↓
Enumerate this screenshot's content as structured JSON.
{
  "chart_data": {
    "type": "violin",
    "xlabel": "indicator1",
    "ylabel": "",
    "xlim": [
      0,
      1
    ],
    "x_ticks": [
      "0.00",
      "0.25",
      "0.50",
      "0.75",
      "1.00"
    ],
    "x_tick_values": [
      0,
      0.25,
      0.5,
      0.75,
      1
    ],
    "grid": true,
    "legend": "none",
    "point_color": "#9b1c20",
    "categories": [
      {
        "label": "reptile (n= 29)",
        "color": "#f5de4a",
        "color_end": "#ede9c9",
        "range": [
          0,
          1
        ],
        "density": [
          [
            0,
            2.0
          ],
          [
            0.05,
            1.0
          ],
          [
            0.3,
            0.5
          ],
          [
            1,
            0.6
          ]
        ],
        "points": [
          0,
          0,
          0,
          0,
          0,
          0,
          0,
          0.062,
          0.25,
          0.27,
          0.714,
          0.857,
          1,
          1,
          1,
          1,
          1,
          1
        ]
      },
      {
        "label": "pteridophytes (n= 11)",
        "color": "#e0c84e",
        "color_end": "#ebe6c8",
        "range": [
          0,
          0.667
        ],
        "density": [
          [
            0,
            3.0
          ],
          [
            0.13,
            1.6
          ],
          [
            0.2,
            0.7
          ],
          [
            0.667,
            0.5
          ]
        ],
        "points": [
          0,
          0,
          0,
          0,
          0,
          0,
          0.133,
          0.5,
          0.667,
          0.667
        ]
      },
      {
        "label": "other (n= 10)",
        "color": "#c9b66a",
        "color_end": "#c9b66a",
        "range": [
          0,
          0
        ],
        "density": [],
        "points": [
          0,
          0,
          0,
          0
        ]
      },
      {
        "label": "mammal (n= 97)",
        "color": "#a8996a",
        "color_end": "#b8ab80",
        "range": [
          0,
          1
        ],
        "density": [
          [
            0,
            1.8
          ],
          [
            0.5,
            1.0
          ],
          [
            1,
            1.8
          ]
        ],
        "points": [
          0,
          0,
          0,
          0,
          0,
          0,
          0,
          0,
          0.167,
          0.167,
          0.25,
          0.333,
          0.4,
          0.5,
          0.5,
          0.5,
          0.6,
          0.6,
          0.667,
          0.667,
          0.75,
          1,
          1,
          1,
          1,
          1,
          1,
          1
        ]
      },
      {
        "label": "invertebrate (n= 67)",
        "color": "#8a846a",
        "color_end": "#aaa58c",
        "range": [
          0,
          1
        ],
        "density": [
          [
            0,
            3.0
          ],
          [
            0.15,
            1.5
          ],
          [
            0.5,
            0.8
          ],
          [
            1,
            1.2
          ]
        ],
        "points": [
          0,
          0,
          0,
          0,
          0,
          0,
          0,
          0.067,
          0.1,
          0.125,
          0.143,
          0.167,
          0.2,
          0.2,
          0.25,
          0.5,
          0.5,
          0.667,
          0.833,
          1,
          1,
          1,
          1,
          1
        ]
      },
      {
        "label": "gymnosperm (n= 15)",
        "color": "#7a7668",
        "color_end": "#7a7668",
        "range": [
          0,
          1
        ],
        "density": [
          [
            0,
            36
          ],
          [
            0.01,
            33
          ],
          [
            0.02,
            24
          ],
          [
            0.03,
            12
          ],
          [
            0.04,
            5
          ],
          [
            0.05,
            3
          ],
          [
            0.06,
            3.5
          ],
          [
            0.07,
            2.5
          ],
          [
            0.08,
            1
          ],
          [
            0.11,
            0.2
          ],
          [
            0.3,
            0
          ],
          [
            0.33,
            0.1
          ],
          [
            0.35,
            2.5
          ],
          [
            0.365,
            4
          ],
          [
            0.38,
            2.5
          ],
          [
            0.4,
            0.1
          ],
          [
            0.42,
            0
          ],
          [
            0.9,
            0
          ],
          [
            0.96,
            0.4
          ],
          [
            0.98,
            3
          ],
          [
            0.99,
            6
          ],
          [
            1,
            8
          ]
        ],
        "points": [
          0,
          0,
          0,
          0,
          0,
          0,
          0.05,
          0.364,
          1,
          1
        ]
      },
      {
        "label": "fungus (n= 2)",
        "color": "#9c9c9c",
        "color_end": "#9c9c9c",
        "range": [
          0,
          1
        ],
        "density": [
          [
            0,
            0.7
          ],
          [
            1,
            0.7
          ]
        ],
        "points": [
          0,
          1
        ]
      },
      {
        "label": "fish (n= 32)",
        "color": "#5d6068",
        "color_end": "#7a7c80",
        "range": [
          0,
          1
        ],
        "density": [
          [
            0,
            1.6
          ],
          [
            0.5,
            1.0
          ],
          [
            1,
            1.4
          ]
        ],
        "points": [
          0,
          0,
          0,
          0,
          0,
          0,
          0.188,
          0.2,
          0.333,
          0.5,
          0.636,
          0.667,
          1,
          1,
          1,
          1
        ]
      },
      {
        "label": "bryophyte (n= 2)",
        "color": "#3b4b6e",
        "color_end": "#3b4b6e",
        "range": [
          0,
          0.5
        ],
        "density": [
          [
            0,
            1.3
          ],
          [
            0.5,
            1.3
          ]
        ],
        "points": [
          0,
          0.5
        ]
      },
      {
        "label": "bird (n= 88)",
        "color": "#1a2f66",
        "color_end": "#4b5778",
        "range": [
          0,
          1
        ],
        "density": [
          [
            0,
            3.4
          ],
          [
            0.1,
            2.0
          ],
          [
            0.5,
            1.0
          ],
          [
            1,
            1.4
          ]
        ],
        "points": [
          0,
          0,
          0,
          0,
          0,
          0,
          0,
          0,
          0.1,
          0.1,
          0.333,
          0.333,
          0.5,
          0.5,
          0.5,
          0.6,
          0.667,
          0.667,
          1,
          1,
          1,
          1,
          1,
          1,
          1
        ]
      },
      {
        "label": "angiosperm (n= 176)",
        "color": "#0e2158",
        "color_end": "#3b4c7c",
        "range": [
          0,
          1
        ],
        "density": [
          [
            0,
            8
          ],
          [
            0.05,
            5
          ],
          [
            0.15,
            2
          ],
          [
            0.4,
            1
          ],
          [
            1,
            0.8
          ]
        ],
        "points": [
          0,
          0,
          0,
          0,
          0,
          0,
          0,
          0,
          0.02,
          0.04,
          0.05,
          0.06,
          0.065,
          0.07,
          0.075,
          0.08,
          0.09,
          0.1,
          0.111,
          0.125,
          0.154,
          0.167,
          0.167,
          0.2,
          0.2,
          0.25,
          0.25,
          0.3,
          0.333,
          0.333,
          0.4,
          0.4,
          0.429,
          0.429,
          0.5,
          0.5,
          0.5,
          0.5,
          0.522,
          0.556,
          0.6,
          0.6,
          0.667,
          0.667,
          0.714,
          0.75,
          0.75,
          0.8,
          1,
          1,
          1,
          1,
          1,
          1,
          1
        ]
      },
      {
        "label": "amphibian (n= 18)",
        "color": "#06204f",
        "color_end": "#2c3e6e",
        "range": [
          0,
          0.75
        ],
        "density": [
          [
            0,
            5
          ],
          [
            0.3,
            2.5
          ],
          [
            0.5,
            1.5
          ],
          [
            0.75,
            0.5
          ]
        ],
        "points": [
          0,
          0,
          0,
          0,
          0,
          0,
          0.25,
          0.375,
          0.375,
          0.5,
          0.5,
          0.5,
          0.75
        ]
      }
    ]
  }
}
↑
EXERCISE AIM -
Extract the full listing above without altering anything.

RESULT -
Enumerate this screenshot's content as structured JSON.
{
  "chart_data": {
    "type": "violin",
    "xlabel": "indicator1",
    "ylabel": "",
    "xlim": [
      0,
      1
    ],
    "x_ticks": [
      "0.00",
      "0.25",
      "0.50",
      "0.75",
      "1.00"
    ],
    "x_tick_values": [
      0,
      0.25,
      0.5,
      0.75,
      1
    ],
    "grid": true,
    "legend": "none",
    "point_color": "#9b1c20",
    "categories": [
      {
        "label": "reptile (n= 29)",
        "color": "#f5de4a",
        "color_end": "#ede9c9",
        "range": [
          0,
          1
        ],
        "density": [
          [
            0,
            2.0
          ],
          [
            0.05,
            1.0
          ],
          [
            0.3,
            0.5
          ],
          [
            1,
            0.6
          ]
        ],
        "points": [
          0,
          0,
          0,
          0,
          0,
          0,
          0,
          0.062,
          0.25,
          0.27,
          0.714,
          0.857,
          1,
          1,
          1,
          1,
          1,
          1
        ]
      },
      {
        "label": "pteridophytes (n= 11)",
        "color": "#e0c84e",
        "color_end": "#ebe6c8",
        "range": [
          0,
          0.667
        ],
        "density": [
          [
            0,
            3.0
          ],
          [
            0.13,
            1.6
          ],
          [
            0.2,
            0.7
          ],
          [
            0.667,
            0.5
          ]
        ],
        "points": [
          0,
          0,
          0,
          0,
          0,
          0,
          0.133,
          0.5,
          0.667,
          0.667
        ]
      },
      {
        "label": "other (n= 10)",
        "color": "#c9b66a",
        "color_end": "#c9b66a",
        "range": [
          0,
          0
        ],
        "density": [],
        "points": [
          0,
          0,
          0,
          0
        ]
      },
      {
        "label": "mammal (n= 97)",
        "color": "#a8996a",
        "color_end": "#b8ab80",
        "range": [
          0,
          1
        ],
        "density": [
          [
            0,
            1.8
          ],
          [
            0.5,
            1.0
          ],
          [
            1,
            1.8
          ]
        ],
        "points": [
          0,
          0,
          0,
          0,
          0,
          0,
          0,
          0,
          0.167,
          0.167,
          0.25,
          0.333,
          0.4,
          0.5,
          0.5,
          0.5,
          0.6,
          0.6,
          0.667,
          0.667,
          0.75,
          1,
          1,
          1,
          1,
          1,
          1,
          1
        ]
      },
      {
        "label": "invertebrate (n= 67)",
        "color": "#8a846a",
        "color_end": "#aaa58c",
        "range": [
          0,
          1
        ],
        "density": [
          [
            0,
            3.0
          ],
          [
            0.15,
            1.5
          ],
          [
            0.5,
            0.8
          ],
          [
            1,
            1.2
          ]
        ],
        "points": [
          0,
          0,
          0,
          0,
          0,
          0,
          0,
          0.067,
          0.1,
          0.125,
          0.143,
          0.167,
          0.2,
          0.2,
          0.25,
          0.5,
          0.5,
          0.667,
          0.833,
          1,
          1,
          1,
          1,
          1
        ]
      },
      {
        "label": "gymnosperm (n= 15)",
        "color": "#7a7668",
        "color_end": "#7a7668",
        "range": [
          0,
          1
        ],
        "density": [
          [
            0,
            36
          ],
          [
            0.01,
            33
          ],
          [
            0.02,
            24
          ],
          [
            0.03,
            12
          ],
          [
            0.04,
            5
          ],
          [
            0.05,
            3
          ],
          [
            0.06,
            3.5
          ],
          [
            0.07,
            2.5
          ],
          [
            0.08,
            1
          ],
          [
            0.11,
            0.2
          ],
          [
            0.3,
            0
          ],
          [
            0.33,
            0.1
          ],
          [
            0.35,
            2.5
          ],
          [
            0.365,
            4
          ],
          [
            0.38,
            2.5
          ],
          [
            0.4,
            0.1
          ],
          [
            0.42,
            0
          ],
          [
            0.9,
            0
          ],
          [
            0.96,
            0.4
          ],
          [
            0.98,
            3
          ],
          [
            0.99,
            6
          ],
          [
            1,
            8
          ]
        ],
        "points": [
          0,
          0,
          0,
          0,
          0,
          0,
          0.05,
          0.364,
          1,
          1
        ]
      },
      {
        "label": "fungus (n= 2)",
        "color": "#9c9c9c",
        "color_end": "#9c9c9c",
        "range": [
          0,
          1
        ],
        "density": [
          [
            0,
            0.7
          ],
          [
            1,
            0.7
          ]
        ],
        "points": [
          0,
          1
        ]
      },
      {
        "label": "fish (n= 32)",
        "color": "#5d6068",
        "color_end": "#7a7c80",
        "range": [
          0,
          1
        ],
        "density": [
          [
            0,
            1.6
          ],
          [
            0.5,
            1.0
          ],
          [
            1,
            1.4
          ]
        ],
        "points": [
          0,
          0,
          0,
          0,
          0,
          0,
          0.188,
          0.2,
          0.333,
          0.5,
          0.636,
          0.667,
          1,
          1,
          1,
          1
        ]
      },
      {
        "label": "bryophyte (n= 2)",
        "color": "#3b4b6e",
        "color_end": "#3b4b6e",
        "range": [
          0,
          0.5
        ],
        "density": [
          [
            0,
            1.3
          ],
          [
            0.5,
            1.3
          ]
        ],
        "points": [
          0,
          0.5
        ]
      },
      {
        "label": "bird (n= 88)",
        "color": "#1a2f66",
        "color_end": "#4b5778",
        "range": [
          0,
          1
        ],
        "density": [
          [
            0,
            3.4
          ],
          [
            0.1,
            2.0
          ],
          [
            0.5,
            1.0
          ],
          [
            1,
            1.4
          ]
        ],
        "points": [
          0,
          0,
          0,
          0,
          0,
          0,
          0,
          0,
          0.1,
          0.1,
          0.333,
          0.333,
          0.5,
          0.5,
          0.5,
          0.6,
          0.667,
          0.667,
          1,
          1,
          1,
          1,
          1,
          1,
          1
        ]
      },
      {
        "label": "angiosperm (n= 176)",
        "color": "#0e2158",
        "color_end": "#3b4c7c",
        "range": [
          0,
          1
        ],
        "density": [
          [
            0,
            8
          ],
          [
            0.05,
            5
          ],
          [
            0.15,
            2
          ],
          [
            0.4,
            1
          ],
          [
            1,
            0.8
          ]
        ],
        "points": [
          0,
          0,
          0,
          0,
          0,
          0,
          0,
          0,
          0.02,
          0.04,
          0.05,
          0.06,
          0.065,
          0.07,
          0.075,
          0.08,
          0.09,
          0.1,
          0.111,
          0.125,
          0.154,
          0.167,
          0.167,
          0.2,
          0.2,
          0.25,
          0.25,
          0.3,
          0.333,
          0.333,
          0.4,
          0.4,
          0.429,
          0.429,
          0.5,
          0.5,
          0.5,
          0.5,
          0.522,
          0.556,
          0.6,
          0.6,
          0.667,
          0.667,
          0.714,
          0.75,
          0.75,
          0.8,
          1,
          1,
          1,
          1,
          1,
          1,
          1
        ]
      },
      {
        "label": "amphibian (n= 18)",
        "color": "#06204f",
        "color_end": "#2c3e6e",
        "range": [
          0,
          0.75
        ],
        "density": [
          [
            0,
            5
          ],
          [
            0.3,
            2.5
          ],
          [
            0.5,
            1.5
          ],
          [
            0.75,
            0.5
          ]
        ],
        "points": [
          0,
          0,
          0,
          0,
          0,
          0,
          0.25,
          0.375,
          0.375,
          0.5,
          0.5,
          0.5,
          0.75
        ]
      }
    ]
  }
}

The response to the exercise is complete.